Report, word for word, every line of the material that contains "Muhamad".

++++++++

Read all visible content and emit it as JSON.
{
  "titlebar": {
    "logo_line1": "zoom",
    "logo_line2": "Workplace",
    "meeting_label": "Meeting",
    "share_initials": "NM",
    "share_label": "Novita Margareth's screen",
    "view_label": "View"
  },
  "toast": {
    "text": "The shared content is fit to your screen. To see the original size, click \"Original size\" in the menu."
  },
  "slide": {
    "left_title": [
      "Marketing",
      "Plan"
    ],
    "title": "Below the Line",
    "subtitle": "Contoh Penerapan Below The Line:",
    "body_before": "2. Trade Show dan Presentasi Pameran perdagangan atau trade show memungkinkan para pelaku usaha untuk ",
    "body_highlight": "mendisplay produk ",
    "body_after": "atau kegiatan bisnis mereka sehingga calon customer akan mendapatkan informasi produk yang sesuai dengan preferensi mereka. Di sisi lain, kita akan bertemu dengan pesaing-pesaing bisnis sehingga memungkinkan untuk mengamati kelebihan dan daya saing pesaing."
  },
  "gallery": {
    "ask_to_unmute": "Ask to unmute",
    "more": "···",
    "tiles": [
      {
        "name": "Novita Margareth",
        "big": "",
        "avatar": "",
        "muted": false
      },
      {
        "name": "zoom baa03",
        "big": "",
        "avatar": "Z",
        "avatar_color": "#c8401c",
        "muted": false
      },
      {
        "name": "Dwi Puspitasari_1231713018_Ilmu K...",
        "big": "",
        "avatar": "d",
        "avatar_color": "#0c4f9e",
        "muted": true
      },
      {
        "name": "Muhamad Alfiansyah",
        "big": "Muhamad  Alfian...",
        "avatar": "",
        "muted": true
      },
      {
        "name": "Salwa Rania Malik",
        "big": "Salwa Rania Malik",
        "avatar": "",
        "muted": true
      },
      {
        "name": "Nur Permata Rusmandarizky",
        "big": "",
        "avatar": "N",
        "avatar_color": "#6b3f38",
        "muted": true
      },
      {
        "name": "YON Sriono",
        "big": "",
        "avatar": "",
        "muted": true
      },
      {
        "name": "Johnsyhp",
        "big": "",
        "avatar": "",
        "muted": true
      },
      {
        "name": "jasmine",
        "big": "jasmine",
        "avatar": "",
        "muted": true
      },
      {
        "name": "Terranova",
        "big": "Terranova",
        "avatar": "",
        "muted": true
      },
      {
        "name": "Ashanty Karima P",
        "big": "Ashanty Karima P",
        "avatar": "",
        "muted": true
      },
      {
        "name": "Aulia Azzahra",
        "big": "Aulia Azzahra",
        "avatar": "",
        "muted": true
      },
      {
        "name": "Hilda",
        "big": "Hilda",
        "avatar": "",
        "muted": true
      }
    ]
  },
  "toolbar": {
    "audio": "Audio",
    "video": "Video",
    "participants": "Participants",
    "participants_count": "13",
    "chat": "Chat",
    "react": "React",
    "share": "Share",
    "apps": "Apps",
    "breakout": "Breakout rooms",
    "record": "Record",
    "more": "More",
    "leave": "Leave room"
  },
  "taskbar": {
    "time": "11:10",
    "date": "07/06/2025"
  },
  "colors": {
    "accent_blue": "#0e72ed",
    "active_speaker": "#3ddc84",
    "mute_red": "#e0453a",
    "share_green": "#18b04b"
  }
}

++++++++

[REPLY]:
        "name": "Muhamad Alfiansyah",
        "big": "Muhamad  Alfian...",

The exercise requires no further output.